Only a number is wanted: the count of lines in this listing that contain "BAJA".

□ □ □ □ □

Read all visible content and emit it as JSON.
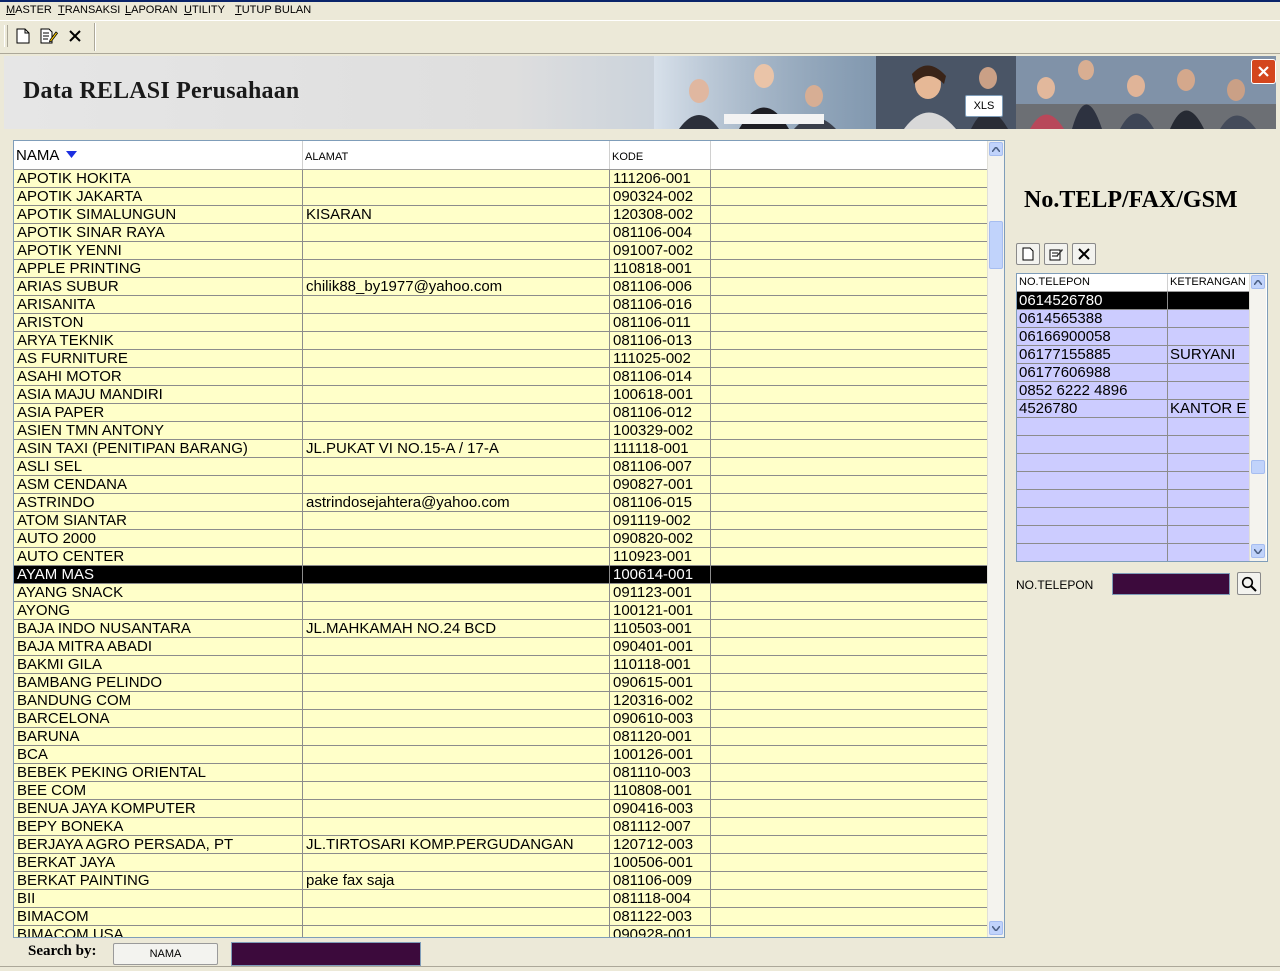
{
  "menu": [
    "MASTER",
    "TRANSAKSI",
    "LAPORAN",
    "UTILITY",
    "TUTUP BULAN"
  ],
  "banner": {
    "title": "Data RELASI Perusahaan",
    "xls_label": "XLS"
  },
  "grid": {
    "columns": [
      "NAMA",
      "ALAMAT",
      "KODE",
      ""
    ],
    "rows": [
      [
        "APOTIK HOKITA",
        "",
        "111206-001"
      ],
      [
        "APOTIK JAKARTA",
        "",
        "090324-002"
      ],
      [
        "APOTIK SIMALUNGUN",
        "KISARAN",
        "120308-002"
      ],
      [
        "APOTIK SINAR RAYA",
        "",
        "081106-004"
      ],
      [
        "APOTIK YENNI",
        "",
        "091007-002"
      ],
      [
        "APPLE PRINTING",
        "",
        "110818-001"
      ],
      [
        "ARIAS SUBUR",
        "chilik88_by1977@yahoo.com",
        "081106-006"
      ],
      [
        "ARISANITA",
        "",
        "081106-016"
      ],
      [
        "ARISTON",
        "",
        "081106-011"
      ],
      [
        "ARYA TEKNIK",
        "",
        "081106-013"
      ],
      [
        "AS FURNITURE",
        "",
        "111025-002"
      ],
      [
        "ASAHI MOTOR",
        "",
        "081106-014"
      ],
      [
        "ASIA MAJU MANDIRI",
        "",
        "100618-001"
      ],
      [
        "ASIA PAPER",
        "",
        "081106-012"
      ],
      [
        "ASIEN TMN ANTONY",
        "",
        "100329-002"
      ],
      [
        "ASIN TAXI (PENITIPAN BARANG)",
        "JL.PUKAT VI NO.15-A / 17-A",
        "111118-001"
      ],
      [
        "ASLI SEL",
        "",
        "081106-007"
      ],
      [
        "ASM CENDANA",
        "",
        "090827-001"
      ],
      [
        "ASTRINDO",
        "astrindosejahtera@yahoo.com",
        "081106-015"
      ],
      [
        "ATOM SIANTAR",
        "",
        "091119-002"
      ],
      [
        "AUTO 2000",
        "",
        "090820-002"
      ],
      [
        "AUTO CENTER",
        "",
        "110923-001"
      ],
      [
        "AYAM MAS",
        "",
        "100614-001"
      ],
      [
        "AYANG SNACK",
        "",
        "091123-001"
      ],
      [
        "AYONG",
        "",
        "100121-001"
      ],
      [
        "BAJA INDO NUSANTARA",
        "JL.MAHKAMAH NO.24 BCD",
        "110503-001"
      ],
      [
        "BAJA MITRA ABADI",
        "",
        "090401-001"
      ],
      [
        "BAKMI GILA",
        "",
        "110118-001"
      ],
      [
        "BAMBANG PELINDO",
        "",
        "090615-001"
      ],
      [
        "BANDUNG COM",
        "",
        "120316-002"
      ],
      [
        "BARCELONA",
        "",
        "090610-003"
      ],
      [
        "BARUNA",
        "",
        "081120-001"
      ],
      [
        "BCA",
        "",
        "100126-001"
      ],
      [
        "BEBEK PEKING ORIENTAL",
        "",
        "081110-003"
      ],
      [
        "BEE COM",
        "",
        "110808-001"
      ],
      [
        "BENUA JAYA KOMPUTER",
        "",
        "090416-003"
      ],
      [
        "BEPY BONEKA",
        "",
        "081112-007"
      ],
      [
        "BERJAYA AGRO PERSADA, PT",
        "JL.TIRTOSARI KOMP.PERGUDANGAN",
        "120712-003"
      ],
      [
        "BERKAT JAYA",
        "",
        "100506-001"
      ],
      [
        "BERKAT PAINTING",
        "pake fax saja",
        "081106-009"
      ],
      [
        "BII",
        "",
        "081118-004"
      ],
      [
        "BIMACOM",
        "",
        "081122-003"
      ],
      [
        "BIMACOM USA",
        "",
        "090928-001"
      ]
    ],
    "selected_index": 22
  },
  "search": {
    "label": "Search by:",
    "field_button": "NAMA",
    "value": ""
  },
  "phones": {
    "title": "No.TELP/FAX/GSM",
    "columns": [
      "NO.TELEPON",
      "KETERANGAN"
    ],
    "rows": [
      [
        "0614526780",
        ""
      ],
      [
        "0614565388",
        ""
      ],
      [
        "06166900058",
        ""
      ],
      [
        "06177155885",
        "SURYANI"
      ],
      [
        "06177606988",
        ""
      ],
      [
        "0852 6222 4896",
        ""
      ],
      [
        "4526780",
        "KANTOR E"
      ]
    ],
    "selected_index": 0,
    "empty_rows": 8,
    "search_label": "NO.TELEPON",
    "search_value": ""
  },
  "colors": {
    "row_bg": "#ffffc9",
    "phone_row_bg": "#ccccff",
    "input_bg": "#3c0a3c",
    "selected": "#000000"
  }
}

□ □ □ □ □

Answer: 2